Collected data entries
-- -- --

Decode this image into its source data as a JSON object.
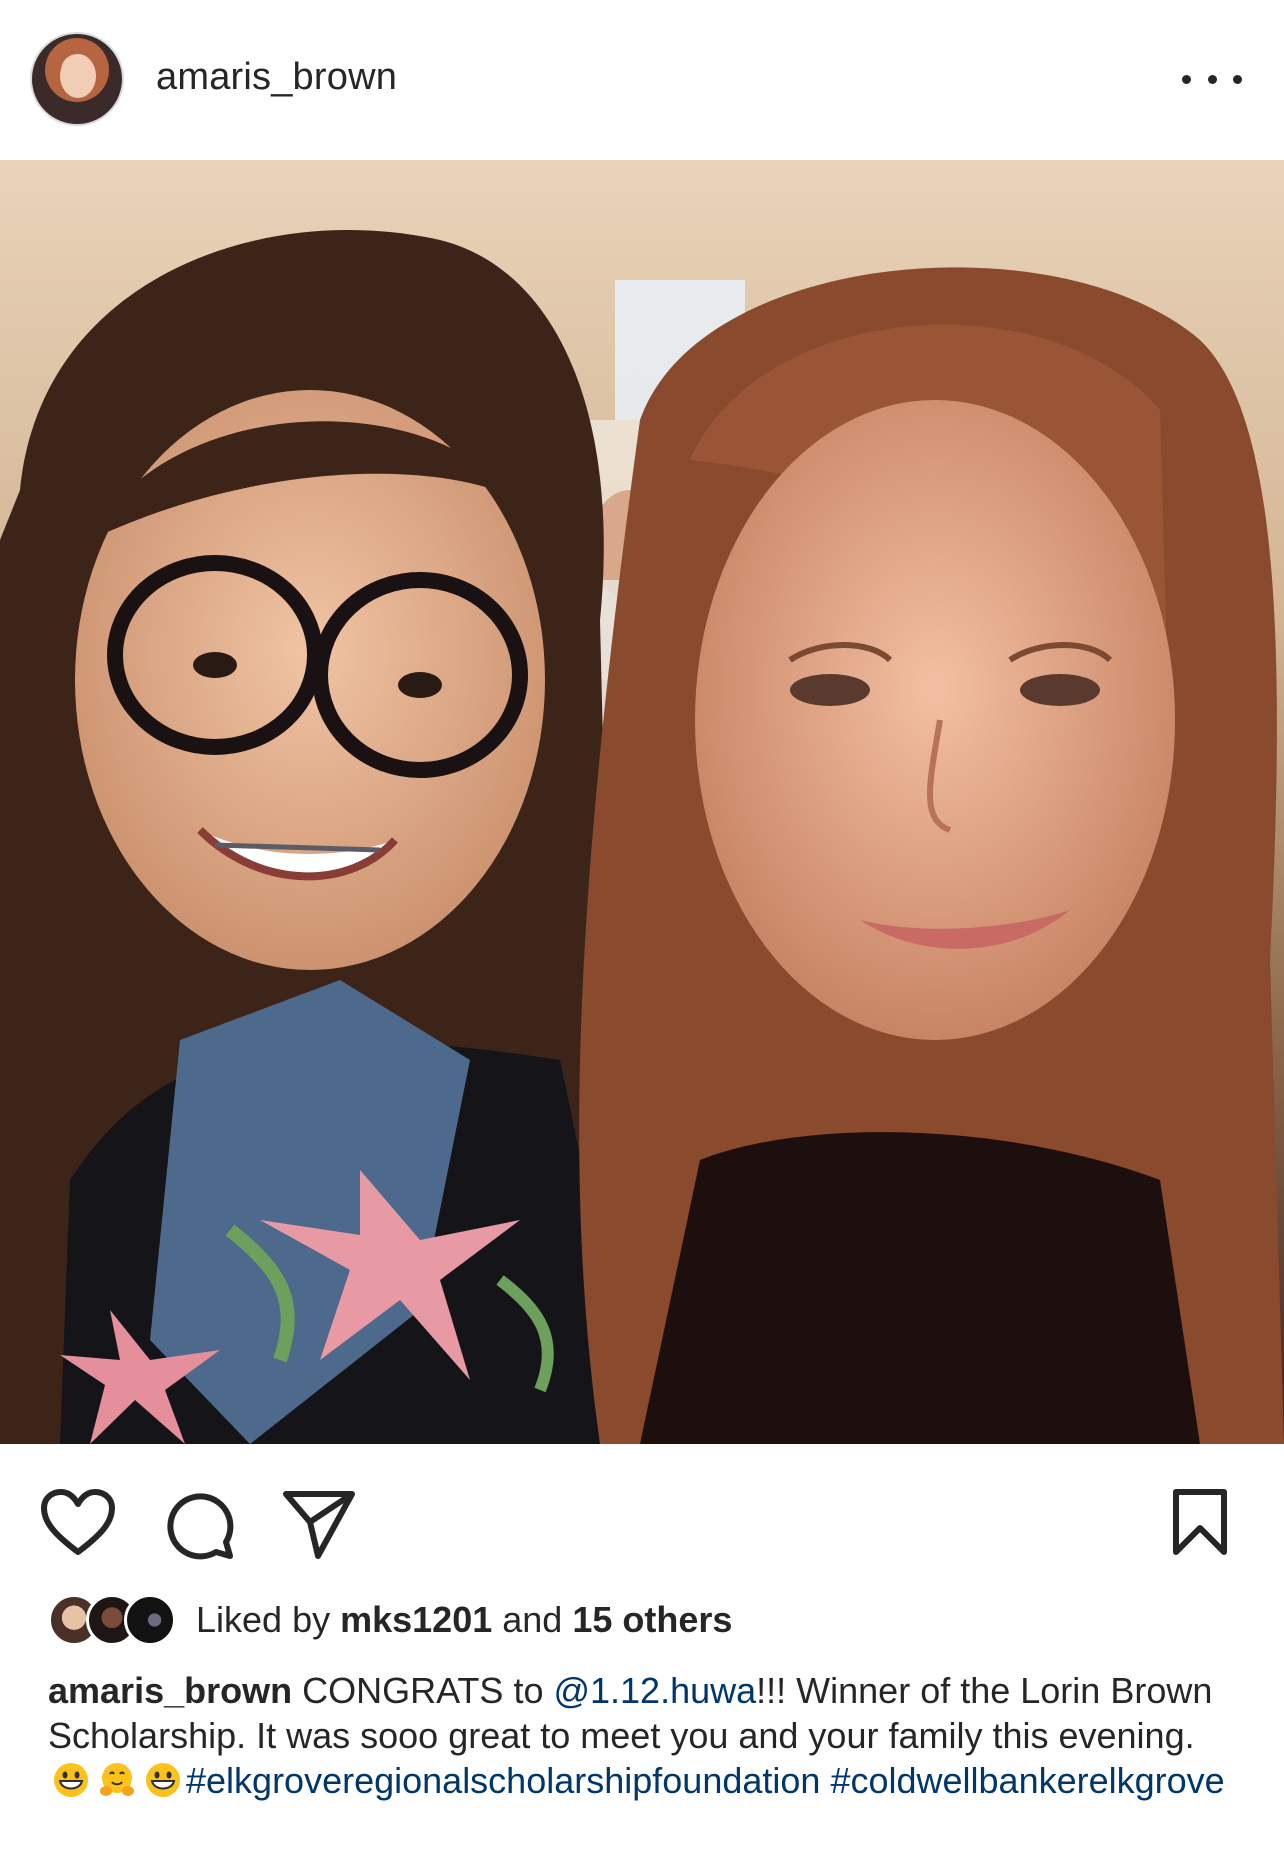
{
  "post": {
    "username": "amaris_brown",
    "avatar_icon": "profile-photo",
    "more_icon": "more-options-icon"
  },
  "photo": {
    "alt": "selfie photo"
  },
  "actions": {
    "like_icon": "heart-icon",
    "comment_icon": "comment-icon",
    "share_icon": "paper-plane-icon",
    "save_icon": "bookmark-icon"
  },
  "likes": {
    "prefix": "Liked by ",
    "user": "mks1201",
    "middle": " and ",
    "others": "15 others"
  },
  "caption": {
    "username": "amaris_brown",
    "text_1": " CONGRATS to ",
    "mention": "@1.12.huwa",
    "text_2": "!!! Winner of the Lorin Brown Scholarship. It was sooo great to meet you and your family this evening. ",
    "emoji_1": "grinning-face",
    "emoji_2": "hugging-face",
    "emoji_3": "grinning-face",
    "hashtag_1": "#elkgroveregionalscholarshipfoundation",
    "hashtag_2": "#coldwellbankerelkgrove"
  },
  "colors": {
    "text": "#262626",
    "link": "#00376b",
    "background": "#ffffff"
  }
}
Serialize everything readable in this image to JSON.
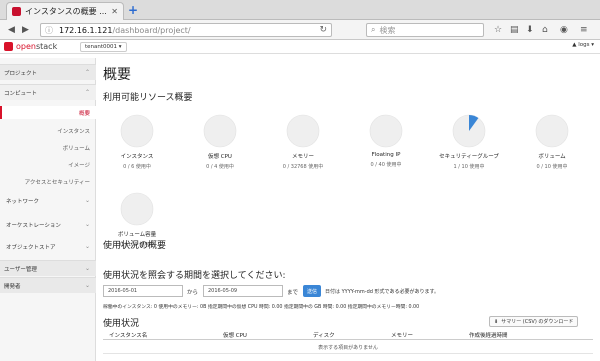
{
  "browser": {
    "tab_title": "インスタンスの概要 ...",
    "url_host": "172.16.1.121",
    "url_path": "/dashboard/project/",
    "search_placeholder": "検索"
  },
  "header": {
    "logo_text_1": "open",
    "logo_text_2": "stack",
    "project": "tenant0001 ▾",
    "user": "▲ logs ▾"
  },
  "sidebar": {
    "project": "プロジェクト",
    "compute": "コンピュート",
    "overview": "概要",
    "instances": "インスタンス",
    "volumes": "ボリューム",
    "images": "イメージ",
    "access": "アクセスとセキュリティー",
    "network": "ネットワーク",
    "orchestration": "オーケストレーション",
    "object_store": "オブジェクトストア",
    "user_mgmt": "ユーザー管理",
    "developer": "開発者"
  },
  "main": {
    "title": "概要",
    "limits_heading": "利用可能リソース概要",
    "usage_overview_heading": "使用状況の概要",
    "period_heading": "使用状況を照会する期間を選択してください:",
    "date_from": "2016-05-01",
    "from_suffix": "から",
    "date_to": "2016-05-09",
    "to_suffix": "まで",
    "submit": "送信",
    "date_hint": "日付は YYYY-mm-dd 形式である必要があります。",
    "summary_line": "稼働中のインスタンス: 0 使用中のメモリー: 0B 指定期間中の仮想 CPU 時間: 0.00 指定期間中の GB 時間: 0.00 指定期間中のメモリー時間: 0.00",
    "usage_heading": "使用状況",
    "csv_button": "サマリー (CSV) のダウンロード",
    "columns": [
      "インスタンス名",
      "仮想 CPU",
      "ディスク",
      "メモリー",
      "作成後経過時間"
    ],
    "empty": "表示する項目がありません"
  },
  "limits": [
    {
      "label": "インスタンス",
      "usage": "0 / 6 使用中",
      "fraction": 0.0
    },
    {
      "label": "仮想 CPU",
      "usage": "0 / 4 使用中",
      "fraction": 0.0
    },
    {
      "label": "メモリー",
      "usage": "0 / 32768 使用中",
      "fraction": 0.0
    },
    {
      "label": "Floating IP",
      "usage": "0 / 40 使用中",
      "fraction": 0.0
    },
    {
      "label": "セキュリティーグループ",
      "usage": "1 / 10 使用中",
      "fraction": 0.1
    },
    {
      "label": "ボリューム",
      "usage": "0 / 10 使用中",
      "fraction": 0.0
    },
    {
      "label": "ボリューム容量",
      "usage": "0 / 100 使用中",
      "fraction": 0.0
    }
  ],
  "colors": {
    "accent": "#d8122a",
    "pie_used": "#3a86d6",
    "pie_free": "#efefef"
  }
}
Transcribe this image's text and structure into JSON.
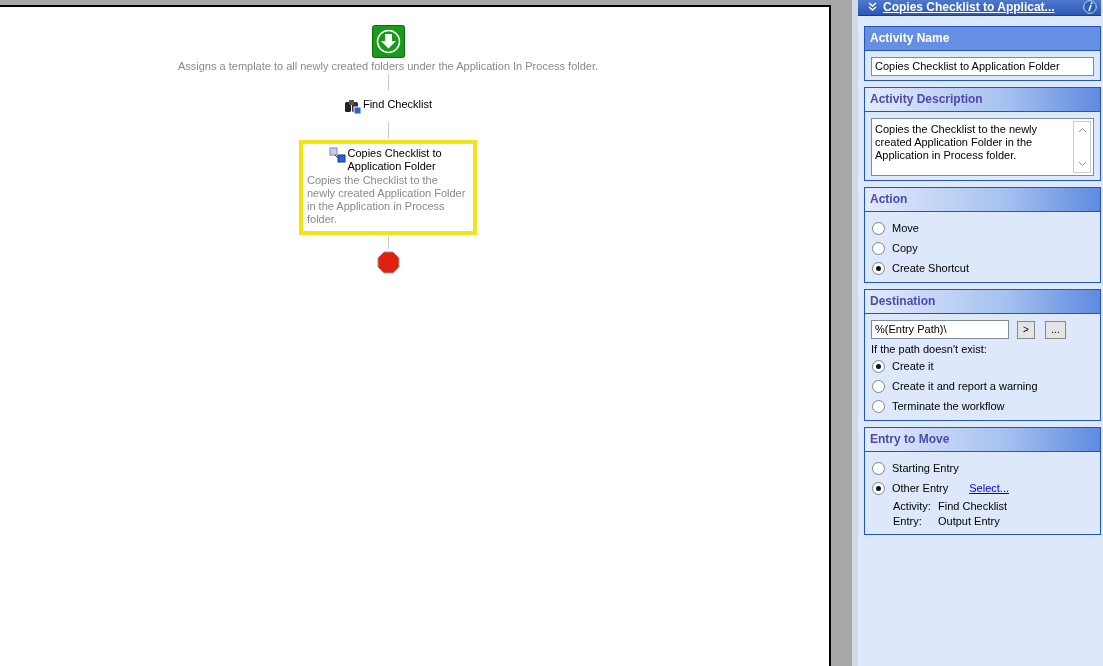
{
  "panel_header": {
    "title": "Copies Checklist to Applicat..."
  },
  "workflow": {
    "steps": [
      {
        "kind": "start",
        "description": "Assigns a template to all newly created folders under the Application In Process folder."
      },
      {
        "kind": "search",
        "title": "Find Checklist",
        "selected": false
      },
      {
        "kind": "shortcut",
        "title": "Copies Checklist to Application Folder",
        "description": "Copies the Checklist to the newly created Application Folder in the Application in Process folder.",
        "selected": true
      },
      {
        "kind": "stop"
      }
    ]
  },
  "sections": [
    {
      "kind": "text",
      "title": "Activity Name",
      "active": true,
      "value": "Copies Checklist to Application Folder"
    },
    {
      "kind": "textarea",
      "title": "Activity Description",
      "active": false,
      "value": "Copies the Checklist to the newly created Application Folder in the Application in Process folder."
    },
    {
      "kind": "radios",
      "title": "Action",
      "active": false,
      "options": [
        {
          "label": "Move",
          "selected": false
        },
        {
          "label": "Copy",
          "selected": false
        },
        {
          "label": "Create Shortcut",
          "selected": true
        }
      ]
    },
    {
      "kind": "destination",
      "title": "Destination",
      "active": false,
      "value": "%(Entry Path)\\",
      "buttons": [
        ">",
        "..."
      ],
      "prompt": "If the path doesn't exist:",
      "options": [
        {
          "label": "Create it",
          "selected": true
        },
        {
          "label": "Create it and report a warning",
          "selected": false
        },
        {
          "label": "Terminate the workflow",
          "selected": false
        }
      ]
    },
    {
      "kind": "entry",
      "title": "Entry to Move",
      "active": false,
      "options": [
        {
          "label": "Starting Entry",
          "selected": false
        },
        {
          "label": "Other Entry",
          "selected": true,
          "link": "Select..."
        }
      ],
      "details": [
        {
          "label": "Activity:",
          "value": "Find Checklist"
        },
        {
          "label": "Entry:",
          "value": "Output Entry"
        }
      ]
    }
  ]
}
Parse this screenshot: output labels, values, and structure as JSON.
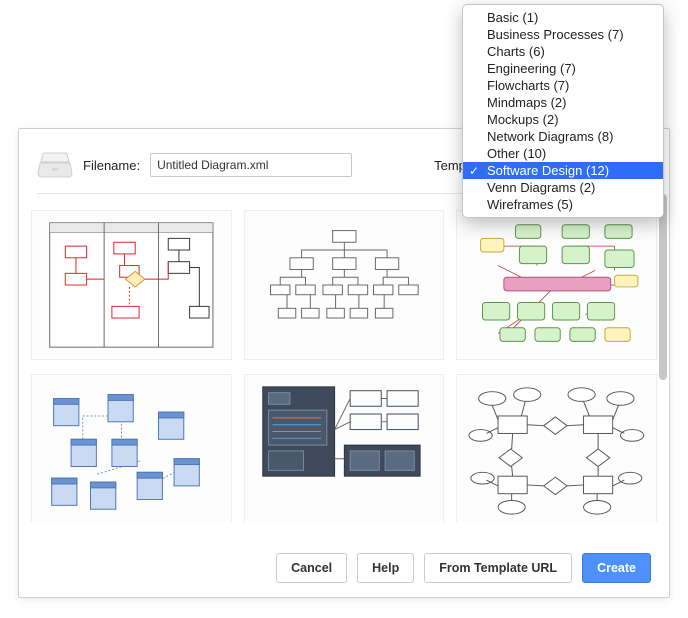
{
  "dialog": {
    "filename_label": "Filename:",
    "filename_value": "Untitled Diagram.xml",
    "templates_label": "Templates:",
    "buttons": {
      "cancel": "Cancel",
      "help": "Help",
      "from_url": "From Template URL",
      "create": "Create"
    }
  },
  "dropdown": {
    "items": [
      {
        "label": "Basic (1)"
      },
      {
        "label": "Business Processes (7)"
      },
      {
        "label": "Charts (6)"
      },
      {
        "label": "Engineering (7)"
      },
      {
        "label": "Flowcharts (7)"
      },
      {
        "label": "Mindmaps (2)"
      },
      {
        "label": "Mockups (2)"
      },
      {
        "label": "Network Diagrams (8)"
      },
      {
        "label": "Other (10)"
      },
      {
        "label": "Software Design (12)",
        "selected": true
      },
      {
        "label": "Venn Diagrams (2)"
      },
      {
        "label": "Wireframes (5)"
      }
    ]
  }
}
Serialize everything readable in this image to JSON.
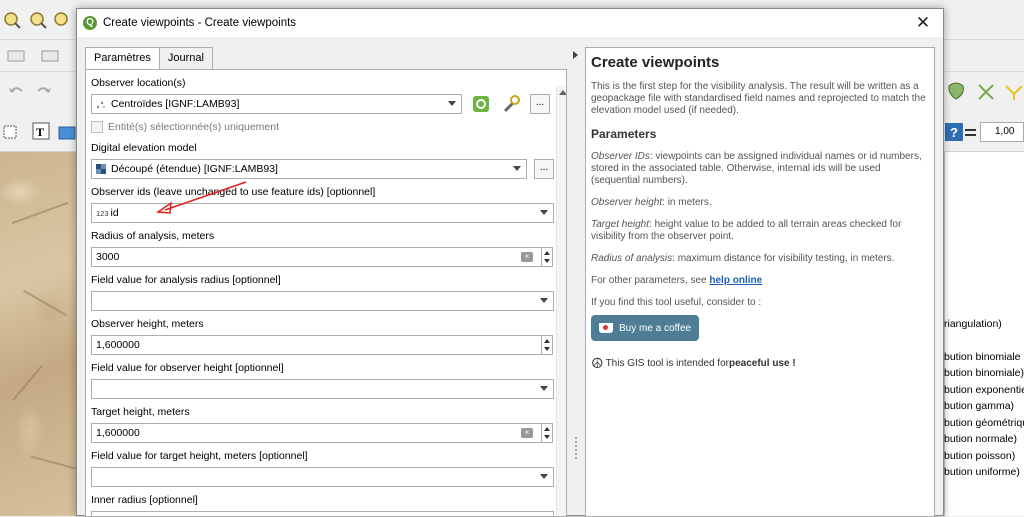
{
  "background": {
    "zoom_value": "1,00",
    "right_list": [
      "riangulation)",
      "bution binomiale n",
      "bution binomiale)",
      "bution exponentie",
      "bution gamma)",
      "bution géométriqu",
      "bution normale)",
      "bution poisson)",
      "bution uniforme)"
    ]
  },
  "dialog": {
    "title": "Create viewpoints - Create viewpoints",
    "close_glyph": "✕",
    "tabs": [
      {
        "label": "Paramètres",
        "active": true
      },
      {
        "label": "Journal",
        "active": false
      }
    ],
    "form": {
      "observer_location": {
        "label": "Observer location(s)",
        "value": "Centroïdes [IGNF:LAMB93]",
        "browse_label": "..."
      },
      "selected_only": {
        "label": "Entité(s) sélectionnée(s) uniquement",
        "checked": false
      },
      "dem": {
        "label": "Digital elevation model",
        "value": "Découpé (étendue) [IGNF:LAMB93]",
        "browse_label": "..."
      },
      "observer_ids": {
        "label": "Observer ids (leave unchanged to use feature ids) [optionnel]",
        "type_prefix": "123",
        "value": "id"
      },
      "radius": {
        "label": "Radius of analysis, meters",
        "value": "3000"
      },
      "radius_field": {
        "label": "Field value for analysis radius [optionnel]",
        "value": ""
      },
      "observer_height": {
        "label": "Observer height, meters",
        "value": "1,600000"
      },
      "observer_height_field": {
        "label": "Field value for observer height [optionnel]",
        "value": ""
      },
      "target_height": {
        "label": "Target height, meters",
        "value": "1,600000"
      },
      "target_height_field": {
        "label": "Field value for target height, meters [optionnel]",
        "value": ""
      },
      "inner_radius": {
        "label": "Inner radius [optionnel]",
        "value": ""
      }
    },
    "help": {
      "title": "Create viewpoints",
      "intro": "This is the first step for the visibility analysis. The result will be written as a geopackage file with standardised field names and reprojected to match the elevation model used (if needed).",
      "parameters_heading": "Parameters",
      "items": [
        {
          "term": "Observer IDs",
          "text": ": viewpoints can be assigned individual names or id numbers, stored in the associated table. Otherwise, internal ids will be used (sequential numbers)."
        },
        {
          "term": "Observer height",
          "text": ": in meters."
        },
        {
          "term": "Target height",
          "text": ": height value to be added to all terrain areas checked for visibility from the observer point."
        },
        {
          "term": "Radius of analysis",
          "text": ": maximum distance for visibility testing, in meters."
        }
      ],
      "other_params_prefix": "For other parameters, see ",
      "help_link": "help online",
      "useful_text": "If you find this tool useful, consider to :",
      "coffee_button": "Buy me a coffee",
      "peace_prefix": "This GIS tool is intended for ",
      "peace_bold": "peaceful use !"
    }
  },
  "colors": {
    "qgis_green": "#589632",
    "link": "#1a5fb4",
    "coffee": "#4f7d95",
    "annotation_arrow": "#e0201b"
  }
}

-- -- --

GIVEN INSTRUCTION
Looking at the records above, work out how many lines include the word "photo", then give that number by itself.

EXPECTED ANSWER
3